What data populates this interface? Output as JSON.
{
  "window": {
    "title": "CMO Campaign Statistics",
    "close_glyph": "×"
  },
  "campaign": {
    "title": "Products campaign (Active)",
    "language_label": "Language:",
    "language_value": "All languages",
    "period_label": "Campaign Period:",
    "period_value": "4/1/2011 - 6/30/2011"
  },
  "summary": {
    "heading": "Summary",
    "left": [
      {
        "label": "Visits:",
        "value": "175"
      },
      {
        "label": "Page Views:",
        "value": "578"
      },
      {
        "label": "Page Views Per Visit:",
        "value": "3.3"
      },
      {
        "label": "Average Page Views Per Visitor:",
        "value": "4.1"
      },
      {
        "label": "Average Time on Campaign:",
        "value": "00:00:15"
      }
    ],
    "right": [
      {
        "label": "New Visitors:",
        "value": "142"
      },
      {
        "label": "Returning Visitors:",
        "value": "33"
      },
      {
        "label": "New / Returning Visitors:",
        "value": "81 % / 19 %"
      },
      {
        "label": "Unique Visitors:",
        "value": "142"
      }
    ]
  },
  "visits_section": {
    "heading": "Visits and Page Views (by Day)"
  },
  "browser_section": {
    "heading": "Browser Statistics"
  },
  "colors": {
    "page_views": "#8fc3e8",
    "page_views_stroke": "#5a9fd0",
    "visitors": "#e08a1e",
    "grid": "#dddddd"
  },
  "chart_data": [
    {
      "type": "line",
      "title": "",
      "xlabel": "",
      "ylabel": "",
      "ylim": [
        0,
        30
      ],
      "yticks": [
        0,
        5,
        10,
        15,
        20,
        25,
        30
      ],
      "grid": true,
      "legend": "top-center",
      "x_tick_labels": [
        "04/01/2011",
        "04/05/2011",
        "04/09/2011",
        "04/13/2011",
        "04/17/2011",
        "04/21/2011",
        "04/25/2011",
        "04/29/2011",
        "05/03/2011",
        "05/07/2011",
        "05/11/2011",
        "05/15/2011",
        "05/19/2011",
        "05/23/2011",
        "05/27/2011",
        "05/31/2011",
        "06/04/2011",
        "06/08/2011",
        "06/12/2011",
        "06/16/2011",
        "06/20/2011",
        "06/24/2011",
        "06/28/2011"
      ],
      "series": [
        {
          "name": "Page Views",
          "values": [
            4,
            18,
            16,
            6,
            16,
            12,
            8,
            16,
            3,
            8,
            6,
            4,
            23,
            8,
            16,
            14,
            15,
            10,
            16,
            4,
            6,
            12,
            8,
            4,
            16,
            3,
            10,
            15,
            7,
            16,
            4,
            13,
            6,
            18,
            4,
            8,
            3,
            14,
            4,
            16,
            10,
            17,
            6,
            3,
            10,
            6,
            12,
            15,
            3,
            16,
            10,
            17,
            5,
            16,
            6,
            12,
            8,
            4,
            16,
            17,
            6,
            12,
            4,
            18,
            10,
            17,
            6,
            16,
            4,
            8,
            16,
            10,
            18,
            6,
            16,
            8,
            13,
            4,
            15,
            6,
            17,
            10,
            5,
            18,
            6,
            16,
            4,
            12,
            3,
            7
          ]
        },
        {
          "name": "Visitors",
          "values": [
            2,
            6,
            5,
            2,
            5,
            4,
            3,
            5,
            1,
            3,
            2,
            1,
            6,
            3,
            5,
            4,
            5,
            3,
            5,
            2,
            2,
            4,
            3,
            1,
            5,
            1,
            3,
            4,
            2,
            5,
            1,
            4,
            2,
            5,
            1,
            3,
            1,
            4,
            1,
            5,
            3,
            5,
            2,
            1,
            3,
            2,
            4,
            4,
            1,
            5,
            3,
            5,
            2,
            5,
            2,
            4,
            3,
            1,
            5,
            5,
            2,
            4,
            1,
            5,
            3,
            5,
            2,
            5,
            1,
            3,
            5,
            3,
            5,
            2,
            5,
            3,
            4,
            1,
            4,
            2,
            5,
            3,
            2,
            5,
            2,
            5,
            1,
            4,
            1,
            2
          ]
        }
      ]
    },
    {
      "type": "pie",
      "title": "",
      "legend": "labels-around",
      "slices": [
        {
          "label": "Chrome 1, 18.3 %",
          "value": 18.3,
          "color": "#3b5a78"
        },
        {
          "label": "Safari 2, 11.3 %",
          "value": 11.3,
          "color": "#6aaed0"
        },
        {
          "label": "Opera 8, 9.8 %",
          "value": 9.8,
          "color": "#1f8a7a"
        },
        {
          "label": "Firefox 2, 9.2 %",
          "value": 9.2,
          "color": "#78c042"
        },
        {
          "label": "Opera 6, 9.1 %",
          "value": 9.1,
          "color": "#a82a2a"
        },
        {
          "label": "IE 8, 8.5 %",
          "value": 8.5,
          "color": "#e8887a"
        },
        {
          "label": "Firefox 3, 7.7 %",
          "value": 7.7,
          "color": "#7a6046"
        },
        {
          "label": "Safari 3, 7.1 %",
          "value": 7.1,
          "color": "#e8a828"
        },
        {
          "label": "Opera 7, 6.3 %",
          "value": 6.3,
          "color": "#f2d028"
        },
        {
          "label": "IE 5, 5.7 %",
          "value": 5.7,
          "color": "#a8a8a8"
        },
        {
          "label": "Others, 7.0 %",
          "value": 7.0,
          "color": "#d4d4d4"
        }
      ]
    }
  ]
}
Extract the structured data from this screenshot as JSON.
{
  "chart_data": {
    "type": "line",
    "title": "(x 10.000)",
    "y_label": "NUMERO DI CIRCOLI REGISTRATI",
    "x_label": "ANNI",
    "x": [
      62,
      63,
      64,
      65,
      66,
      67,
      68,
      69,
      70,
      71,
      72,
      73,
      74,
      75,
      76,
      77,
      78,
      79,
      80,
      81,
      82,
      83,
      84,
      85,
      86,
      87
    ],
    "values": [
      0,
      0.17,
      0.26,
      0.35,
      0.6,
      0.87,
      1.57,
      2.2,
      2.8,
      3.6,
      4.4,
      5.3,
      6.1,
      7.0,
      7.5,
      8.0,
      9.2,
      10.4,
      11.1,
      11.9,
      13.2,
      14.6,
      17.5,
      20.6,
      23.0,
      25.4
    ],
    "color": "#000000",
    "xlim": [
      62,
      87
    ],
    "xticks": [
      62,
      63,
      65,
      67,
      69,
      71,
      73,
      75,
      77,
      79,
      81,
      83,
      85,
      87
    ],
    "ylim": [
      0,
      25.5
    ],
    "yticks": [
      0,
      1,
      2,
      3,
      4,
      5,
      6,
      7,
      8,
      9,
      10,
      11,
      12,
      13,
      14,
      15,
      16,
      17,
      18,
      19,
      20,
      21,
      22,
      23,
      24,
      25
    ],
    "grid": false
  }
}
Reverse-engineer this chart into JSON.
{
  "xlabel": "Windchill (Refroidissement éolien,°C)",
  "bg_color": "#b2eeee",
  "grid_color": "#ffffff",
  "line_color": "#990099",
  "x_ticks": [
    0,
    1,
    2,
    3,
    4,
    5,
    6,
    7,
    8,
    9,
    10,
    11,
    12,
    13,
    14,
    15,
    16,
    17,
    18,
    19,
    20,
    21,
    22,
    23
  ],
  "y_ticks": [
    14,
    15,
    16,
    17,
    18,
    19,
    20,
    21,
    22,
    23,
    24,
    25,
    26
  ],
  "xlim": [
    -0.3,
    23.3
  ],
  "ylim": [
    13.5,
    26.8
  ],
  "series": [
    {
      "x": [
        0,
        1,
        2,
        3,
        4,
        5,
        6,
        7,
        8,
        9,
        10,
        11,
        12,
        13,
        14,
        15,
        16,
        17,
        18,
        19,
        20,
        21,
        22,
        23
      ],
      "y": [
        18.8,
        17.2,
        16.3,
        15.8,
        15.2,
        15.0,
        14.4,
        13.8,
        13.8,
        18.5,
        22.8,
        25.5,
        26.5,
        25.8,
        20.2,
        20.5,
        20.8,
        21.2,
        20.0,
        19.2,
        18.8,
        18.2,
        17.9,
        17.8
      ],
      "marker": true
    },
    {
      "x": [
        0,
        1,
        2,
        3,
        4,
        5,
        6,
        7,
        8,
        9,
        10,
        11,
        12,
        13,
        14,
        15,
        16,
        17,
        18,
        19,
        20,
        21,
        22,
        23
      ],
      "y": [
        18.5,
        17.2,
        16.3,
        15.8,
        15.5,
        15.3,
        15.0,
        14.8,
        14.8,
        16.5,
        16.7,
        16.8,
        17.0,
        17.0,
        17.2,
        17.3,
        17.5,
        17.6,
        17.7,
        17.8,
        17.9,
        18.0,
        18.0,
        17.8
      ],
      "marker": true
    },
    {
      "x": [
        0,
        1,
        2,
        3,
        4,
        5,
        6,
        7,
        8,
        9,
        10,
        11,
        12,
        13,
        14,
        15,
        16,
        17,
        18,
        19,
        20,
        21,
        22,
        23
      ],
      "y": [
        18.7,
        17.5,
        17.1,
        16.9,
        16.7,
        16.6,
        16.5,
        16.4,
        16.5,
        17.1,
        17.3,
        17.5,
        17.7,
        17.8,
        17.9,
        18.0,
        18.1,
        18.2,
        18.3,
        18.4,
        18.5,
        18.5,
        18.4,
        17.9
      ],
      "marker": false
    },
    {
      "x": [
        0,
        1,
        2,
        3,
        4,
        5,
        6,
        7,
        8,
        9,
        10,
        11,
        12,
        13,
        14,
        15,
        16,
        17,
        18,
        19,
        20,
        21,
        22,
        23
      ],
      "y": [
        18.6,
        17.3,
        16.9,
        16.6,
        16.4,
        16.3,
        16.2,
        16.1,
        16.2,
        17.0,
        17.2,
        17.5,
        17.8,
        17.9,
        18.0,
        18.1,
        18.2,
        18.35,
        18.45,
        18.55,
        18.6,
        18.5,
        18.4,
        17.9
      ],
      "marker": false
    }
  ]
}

################

Given task :: In the listing, find all lines with the string "heading" and copy them.

Exercise response ::
    "heading": "Summary",
    "heading": "Visits and Page Views (by Day)"
    "heading": "Browser Statistics"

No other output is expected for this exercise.